DATASET

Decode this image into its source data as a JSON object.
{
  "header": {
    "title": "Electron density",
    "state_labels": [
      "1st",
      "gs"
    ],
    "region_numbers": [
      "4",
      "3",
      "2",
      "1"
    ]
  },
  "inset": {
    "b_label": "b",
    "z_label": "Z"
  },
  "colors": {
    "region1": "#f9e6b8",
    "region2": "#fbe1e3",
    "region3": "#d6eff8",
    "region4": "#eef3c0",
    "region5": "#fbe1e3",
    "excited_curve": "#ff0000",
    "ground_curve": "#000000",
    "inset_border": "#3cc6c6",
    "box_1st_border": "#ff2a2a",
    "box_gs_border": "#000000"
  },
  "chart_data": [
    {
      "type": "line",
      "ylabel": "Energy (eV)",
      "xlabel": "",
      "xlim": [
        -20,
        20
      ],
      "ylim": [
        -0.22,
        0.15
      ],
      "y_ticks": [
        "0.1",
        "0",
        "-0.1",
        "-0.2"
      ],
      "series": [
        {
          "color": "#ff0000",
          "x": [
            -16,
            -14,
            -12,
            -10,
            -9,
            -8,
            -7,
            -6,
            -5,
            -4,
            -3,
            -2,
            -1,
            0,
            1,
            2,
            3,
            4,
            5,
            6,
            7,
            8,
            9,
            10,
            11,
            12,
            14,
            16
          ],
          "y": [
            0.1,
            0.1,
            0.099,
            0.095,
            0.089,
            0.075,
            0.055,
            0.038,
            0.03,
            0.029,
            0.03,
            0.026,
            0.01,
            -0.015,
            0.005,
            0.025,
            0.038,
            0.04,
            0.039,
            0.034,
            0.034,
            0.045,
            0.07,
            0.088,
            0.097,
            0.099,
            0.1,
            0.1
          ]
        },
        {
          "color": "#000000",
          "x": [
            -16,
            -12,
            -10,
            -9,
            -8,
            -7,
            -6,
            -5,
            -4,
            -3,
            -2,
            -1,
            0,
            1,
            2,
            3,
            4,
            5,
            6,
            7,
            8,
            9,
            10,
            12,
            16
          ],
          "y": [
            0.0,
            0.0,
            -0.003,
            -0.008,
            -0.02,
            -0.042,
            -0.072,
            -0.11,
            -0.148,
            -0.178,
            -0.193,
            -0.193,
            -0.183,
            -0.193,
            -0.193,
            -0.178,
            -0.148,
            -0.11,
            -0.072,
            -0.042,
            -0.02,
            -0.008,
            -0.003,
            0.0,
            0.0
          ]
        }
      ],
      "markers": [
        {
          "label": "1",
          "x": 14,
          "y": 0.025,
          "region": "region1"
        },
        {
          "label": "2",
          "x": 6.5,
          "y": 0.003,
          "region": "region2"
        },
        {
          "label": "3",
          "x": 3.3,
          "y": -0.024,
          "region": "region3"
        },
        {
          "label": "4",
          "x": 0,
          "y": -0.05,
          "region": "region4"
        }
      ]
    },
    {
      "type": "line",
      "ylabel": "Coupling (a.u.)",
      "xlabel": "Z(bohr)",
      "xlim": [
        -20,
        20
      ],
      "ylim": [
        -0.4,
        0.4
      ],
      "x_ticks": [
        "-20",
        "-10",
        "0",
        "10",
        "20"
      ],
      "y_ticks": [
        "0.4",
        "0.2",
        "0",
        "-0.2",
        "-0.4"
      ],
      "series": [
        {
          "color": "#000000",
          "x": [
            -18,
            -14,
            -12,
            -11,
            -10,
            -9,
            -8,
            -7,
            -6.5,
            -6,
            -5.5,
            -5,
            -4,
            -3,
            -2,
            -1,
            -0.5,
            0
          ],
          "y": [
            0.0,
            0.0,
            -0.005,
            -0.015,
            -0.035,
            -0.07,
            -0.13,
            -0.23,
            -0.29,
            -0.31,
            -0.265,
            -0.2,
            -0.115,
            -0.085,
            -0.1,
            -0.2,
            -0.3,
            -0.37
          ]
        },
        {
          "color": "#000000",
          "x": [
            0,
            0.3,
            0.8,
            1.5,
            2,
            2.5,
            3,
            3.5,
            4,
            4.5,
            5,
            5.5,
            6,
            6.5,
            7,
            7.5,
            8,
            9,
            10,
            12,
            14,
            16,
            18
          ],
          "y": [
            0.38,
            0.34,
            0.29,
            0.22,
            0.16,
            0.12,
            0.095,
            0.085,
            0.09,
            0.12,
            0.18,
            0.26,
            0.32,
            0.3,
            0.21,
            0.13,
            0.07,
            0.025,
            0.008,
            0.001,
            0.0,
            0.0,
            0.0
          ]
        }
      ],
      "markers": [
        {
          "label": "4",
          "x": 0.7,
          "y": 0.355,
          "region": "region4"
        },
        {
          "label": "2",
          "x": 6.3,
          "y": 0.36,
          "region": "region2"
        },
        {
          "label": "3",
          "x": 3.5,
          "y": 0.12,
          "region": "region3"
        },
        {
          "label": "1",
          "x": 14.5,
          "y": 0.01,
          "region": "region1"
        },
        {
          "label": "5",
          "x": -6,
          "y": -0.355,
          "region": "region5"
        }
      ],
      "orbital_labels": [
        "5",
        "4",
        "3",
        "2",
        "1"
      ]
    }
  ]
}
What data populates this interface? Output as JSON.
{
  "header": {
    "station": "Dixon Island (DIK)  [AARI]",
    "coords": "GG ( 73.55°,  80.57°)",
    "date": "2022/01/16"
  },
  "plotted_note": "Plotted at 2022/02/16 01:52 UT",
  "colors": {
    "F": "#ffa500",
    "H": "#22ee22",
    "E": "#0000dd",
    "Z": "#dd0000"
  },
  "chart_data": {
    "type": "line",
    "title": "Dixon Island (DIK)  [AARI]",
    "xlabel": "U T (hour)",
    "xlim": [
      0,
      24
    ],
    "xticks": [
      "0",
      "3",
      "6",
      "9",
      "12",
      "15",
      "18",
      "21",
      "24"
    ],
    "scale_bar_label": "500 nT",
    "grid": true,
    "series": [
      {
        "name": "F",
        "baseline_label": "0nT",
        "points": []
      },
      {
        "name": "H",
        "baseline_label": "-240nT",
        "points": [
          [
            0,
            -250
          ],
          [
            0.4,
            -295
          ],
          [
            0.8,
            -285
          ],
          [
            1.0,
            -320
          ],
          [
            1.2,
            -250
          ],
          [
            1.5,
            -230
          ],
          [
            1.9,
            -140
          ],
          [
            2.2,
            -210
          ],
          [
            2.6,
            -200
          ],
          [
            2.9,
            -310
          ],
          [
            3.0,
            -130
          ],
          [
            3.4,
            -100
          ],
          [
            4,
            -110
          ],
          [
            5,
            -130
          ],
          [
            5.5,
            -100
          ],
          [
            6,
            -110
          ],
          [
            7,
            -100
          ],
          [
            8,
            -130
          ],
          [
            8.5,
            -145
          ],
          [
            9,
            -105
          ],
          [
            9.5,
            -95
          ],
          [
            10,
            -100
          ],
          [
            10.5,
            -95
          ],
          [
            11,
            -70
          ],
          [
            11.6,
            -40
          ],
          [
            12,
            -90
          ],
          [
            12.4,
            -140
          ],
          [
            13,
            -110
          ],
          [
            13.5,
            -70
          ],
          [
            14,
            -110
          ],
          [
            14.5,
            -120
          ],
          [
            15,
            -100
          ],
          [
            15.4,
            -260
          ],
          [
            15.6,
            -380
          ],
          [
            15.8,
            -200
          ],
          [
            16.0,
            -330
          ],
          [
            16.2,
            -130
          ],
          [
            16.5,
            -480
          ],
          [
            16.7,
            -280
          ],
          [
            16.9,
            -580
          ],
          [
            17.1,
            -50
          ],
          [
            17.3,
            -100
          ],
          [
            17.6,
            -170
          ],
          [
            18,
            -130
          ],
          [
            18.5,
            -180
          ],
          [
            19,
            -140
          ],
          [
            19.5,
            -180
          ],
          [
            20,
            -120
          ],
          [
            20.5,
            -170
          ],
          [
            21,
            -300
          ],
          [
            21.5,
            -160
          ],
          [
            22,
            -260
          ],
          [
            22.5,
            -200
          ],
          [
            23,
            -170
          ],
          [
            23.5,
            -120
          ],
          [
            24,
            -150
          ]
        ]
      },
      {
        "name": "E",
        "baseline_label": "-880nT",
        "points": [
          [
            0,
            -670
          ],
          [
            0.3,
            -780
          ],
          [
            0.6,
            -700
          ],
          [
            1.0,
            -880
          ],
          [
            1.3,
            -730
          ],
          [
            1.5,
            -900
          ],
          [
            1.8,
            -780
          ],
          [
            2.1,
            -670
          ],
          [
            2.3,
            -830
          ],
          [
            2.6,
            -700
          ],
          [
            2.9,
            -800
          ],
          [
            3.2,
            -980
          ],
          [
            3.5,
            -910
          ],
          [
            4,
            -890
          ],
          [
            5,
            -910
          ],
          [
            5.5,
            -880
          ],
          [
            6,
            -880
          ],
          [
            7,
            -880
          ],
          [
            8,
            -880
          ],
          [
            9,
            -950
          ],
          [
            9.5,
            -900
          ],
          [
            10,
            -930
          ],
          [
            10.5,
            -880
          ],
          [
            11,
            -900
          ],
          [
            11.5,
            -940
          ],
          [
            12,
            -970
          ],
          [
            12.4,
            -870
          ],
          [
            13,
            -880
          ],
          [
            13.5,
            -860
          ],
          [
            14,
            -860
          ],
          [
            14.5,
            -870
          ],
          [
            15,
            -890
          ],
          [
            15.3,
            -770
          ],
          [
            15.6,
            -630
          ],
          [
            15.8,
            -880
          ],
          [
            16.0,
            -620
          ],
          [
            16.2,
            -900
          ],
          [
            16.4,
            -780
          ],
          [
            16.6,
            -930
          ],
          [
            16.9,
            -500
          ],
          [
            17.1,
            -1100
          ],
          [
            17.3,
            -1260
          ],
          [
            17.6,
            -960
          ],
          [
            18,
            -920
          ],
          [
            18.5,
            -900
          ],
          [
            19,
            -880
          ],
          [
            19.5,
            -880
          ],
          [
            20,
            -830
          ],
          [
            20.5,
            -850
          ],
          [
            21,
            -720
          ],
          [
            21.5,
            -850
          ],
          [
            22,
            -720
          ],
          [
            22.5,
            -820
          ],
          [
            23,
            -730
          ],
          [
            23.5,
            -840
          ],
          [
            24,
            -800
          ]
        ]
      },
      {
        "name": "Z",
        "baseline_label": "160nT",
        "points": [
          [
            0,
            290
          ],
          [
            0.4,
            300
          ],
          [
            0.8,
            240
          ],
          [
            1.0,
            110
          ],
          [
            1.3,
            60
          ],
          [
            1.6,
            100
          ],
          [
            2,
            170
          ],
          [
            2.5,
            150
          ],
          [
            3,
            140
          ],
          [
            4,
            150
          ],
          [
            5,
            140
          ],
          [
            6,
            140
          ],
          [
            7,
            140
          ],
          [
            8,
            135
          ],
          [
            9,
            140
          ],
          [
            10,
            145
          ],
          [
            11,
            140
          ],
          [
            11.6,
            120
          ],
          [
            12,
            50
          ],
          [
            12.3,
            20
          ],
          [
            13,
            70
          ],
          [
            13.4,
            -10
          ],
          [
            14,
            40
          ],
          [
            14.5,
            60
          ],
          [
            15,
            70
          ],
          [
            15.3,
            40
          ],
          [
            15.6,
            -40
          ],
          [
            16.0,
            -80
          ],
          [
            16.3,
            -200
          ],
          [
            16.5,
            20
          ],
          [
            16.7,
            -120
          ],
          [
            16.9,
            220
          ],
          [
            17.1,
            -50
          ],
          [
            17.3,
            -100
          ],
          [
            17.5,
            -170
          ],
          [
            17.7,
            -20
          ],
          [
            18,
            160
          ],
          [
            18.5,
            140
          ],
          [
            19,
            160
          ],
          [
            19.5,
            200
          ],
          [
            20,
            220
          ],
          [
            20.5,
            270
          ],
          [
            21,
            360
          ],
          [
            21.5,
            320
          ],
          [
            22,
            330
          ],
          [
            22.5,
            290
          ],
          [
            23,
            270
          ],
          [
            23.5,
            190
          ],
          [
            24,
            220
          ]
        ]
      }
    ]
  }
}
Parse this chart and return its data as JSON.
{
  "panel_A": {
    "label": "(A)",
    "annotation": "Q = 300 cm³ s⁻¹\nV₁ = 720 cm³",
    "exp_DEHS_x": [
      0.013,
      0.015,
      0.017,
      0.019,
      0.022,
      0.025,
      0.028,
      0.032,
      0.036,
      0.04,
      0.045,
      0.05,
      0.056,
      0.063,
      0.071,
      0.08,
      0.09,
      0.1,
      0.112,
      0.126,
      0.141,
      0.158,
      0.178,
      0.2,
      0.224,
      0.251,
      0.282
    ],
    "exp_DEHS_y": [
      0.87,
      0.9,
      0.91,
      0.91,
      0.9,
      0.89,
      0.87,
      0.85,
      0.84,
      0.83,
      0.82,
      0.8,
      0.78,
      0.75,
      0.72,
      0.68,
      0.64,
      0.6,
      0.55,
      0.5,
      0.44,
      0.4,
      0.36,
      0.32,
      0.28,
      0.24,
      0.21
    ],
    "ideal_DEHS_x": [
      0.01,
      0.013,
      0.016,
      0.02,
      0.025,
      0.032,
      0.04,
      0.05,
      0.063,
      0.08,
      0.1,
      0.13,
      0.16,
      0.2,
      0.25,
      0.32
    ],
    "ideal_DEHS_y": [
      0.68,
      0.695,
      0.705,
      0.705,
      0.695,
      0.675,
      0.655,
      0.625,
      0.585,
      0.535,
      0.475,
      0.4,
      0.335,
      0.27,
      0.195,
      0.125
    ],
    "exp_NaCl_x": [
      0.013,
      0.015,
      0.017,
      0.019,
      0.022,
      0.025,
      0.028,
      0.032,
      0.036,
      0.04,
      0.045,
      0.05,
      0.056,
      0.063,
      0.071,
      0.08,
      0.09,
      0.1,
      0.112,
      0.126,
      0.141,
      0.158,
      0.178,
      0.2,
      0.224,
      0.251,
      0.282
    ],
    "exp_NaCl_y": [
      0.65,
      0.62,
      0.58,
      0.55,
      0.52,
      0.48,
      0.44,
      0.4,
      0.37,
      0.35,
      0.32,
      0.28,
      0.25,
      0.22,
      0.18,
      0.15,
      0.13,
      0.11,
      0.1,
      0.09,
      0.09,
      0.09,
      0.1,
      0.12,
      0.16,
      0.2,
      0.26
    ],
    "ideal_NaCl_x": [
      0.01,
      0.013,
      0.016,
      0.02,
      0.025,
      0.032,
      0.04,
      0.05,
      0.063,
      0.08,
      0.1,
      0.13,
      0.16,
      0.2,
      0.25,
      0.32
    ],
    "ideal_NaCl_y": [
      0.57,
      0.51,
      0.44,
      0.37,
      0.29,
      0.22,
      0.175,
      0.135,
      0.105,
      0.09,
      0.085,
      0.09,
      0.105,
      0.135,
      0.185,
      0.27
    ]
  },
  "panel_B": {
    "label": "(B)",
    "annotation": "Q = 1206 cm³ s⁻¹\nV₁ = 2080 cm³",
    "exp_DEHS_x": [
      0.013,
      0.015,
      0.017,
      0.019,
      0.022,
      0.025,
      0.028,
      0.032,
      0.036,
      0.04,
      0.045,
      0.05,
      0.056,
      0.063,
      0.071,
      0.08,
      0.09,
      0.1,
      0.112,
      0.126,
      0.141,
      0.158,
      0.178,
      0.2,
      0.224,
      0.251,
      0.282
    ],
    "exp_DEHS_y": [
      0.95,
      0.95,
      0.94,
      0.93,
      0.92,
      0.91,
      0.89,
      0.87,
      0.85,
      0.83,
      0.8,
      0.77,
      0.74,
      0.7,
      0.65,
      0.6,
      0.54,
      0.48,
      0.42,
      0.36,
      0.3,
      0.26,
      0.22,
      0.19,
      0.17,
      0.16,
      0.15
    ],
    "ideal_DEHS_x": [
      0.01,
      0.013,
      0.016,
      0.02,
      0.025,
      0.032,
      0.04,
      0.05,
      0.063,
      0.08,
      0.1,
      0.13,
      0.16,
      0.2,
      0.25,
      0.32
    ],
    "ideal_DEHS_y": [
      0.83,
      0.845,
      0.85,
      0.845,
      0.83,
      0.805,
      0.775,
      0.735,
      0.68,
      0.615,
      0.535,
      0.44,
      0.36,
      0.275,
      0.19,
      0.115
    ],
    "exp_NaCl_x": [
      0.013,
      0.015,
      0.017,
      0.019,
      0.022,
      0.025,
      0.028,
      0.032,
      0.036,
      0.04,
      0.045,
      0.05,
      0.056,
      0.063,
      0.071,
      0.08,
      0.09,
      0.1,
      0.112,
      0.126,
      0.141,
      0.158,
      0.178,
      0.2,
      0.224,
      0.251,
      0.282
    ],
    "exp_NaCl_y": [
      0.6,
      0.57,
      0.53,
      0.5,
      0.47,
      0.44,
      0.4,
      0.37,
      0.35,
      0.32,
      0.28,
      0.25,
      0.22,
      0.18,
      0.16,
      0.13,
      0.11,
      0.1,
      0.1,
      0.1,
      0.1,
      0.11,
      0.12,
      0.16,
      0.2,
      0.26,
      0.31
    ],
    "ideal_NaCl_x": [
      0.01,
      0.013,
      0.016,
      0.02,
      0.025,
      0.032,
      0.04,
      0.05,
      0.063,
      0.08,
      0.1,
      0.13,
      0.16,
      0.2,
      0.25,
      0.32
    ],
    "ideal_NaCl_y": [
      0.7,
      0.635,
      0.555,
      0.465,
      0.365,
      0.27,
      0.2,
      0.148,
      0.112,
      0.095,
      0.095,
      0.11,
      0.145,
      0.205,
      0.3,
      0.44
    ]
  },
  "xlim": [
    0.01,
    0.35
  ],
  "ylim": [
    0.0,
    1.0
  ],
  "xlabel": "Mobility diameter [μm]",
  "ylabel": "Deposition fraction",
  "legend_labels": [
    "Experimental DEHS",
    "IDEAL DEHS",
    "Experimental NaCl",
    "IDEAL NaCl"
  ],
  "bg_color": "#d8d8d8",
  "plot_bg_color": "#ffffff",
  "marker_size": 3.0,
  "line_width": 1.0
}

GIVEN INSTRUCTION
The required answer is a single number: the count of lines in the entries that hold the string "this".

EXERCISE RESULT
3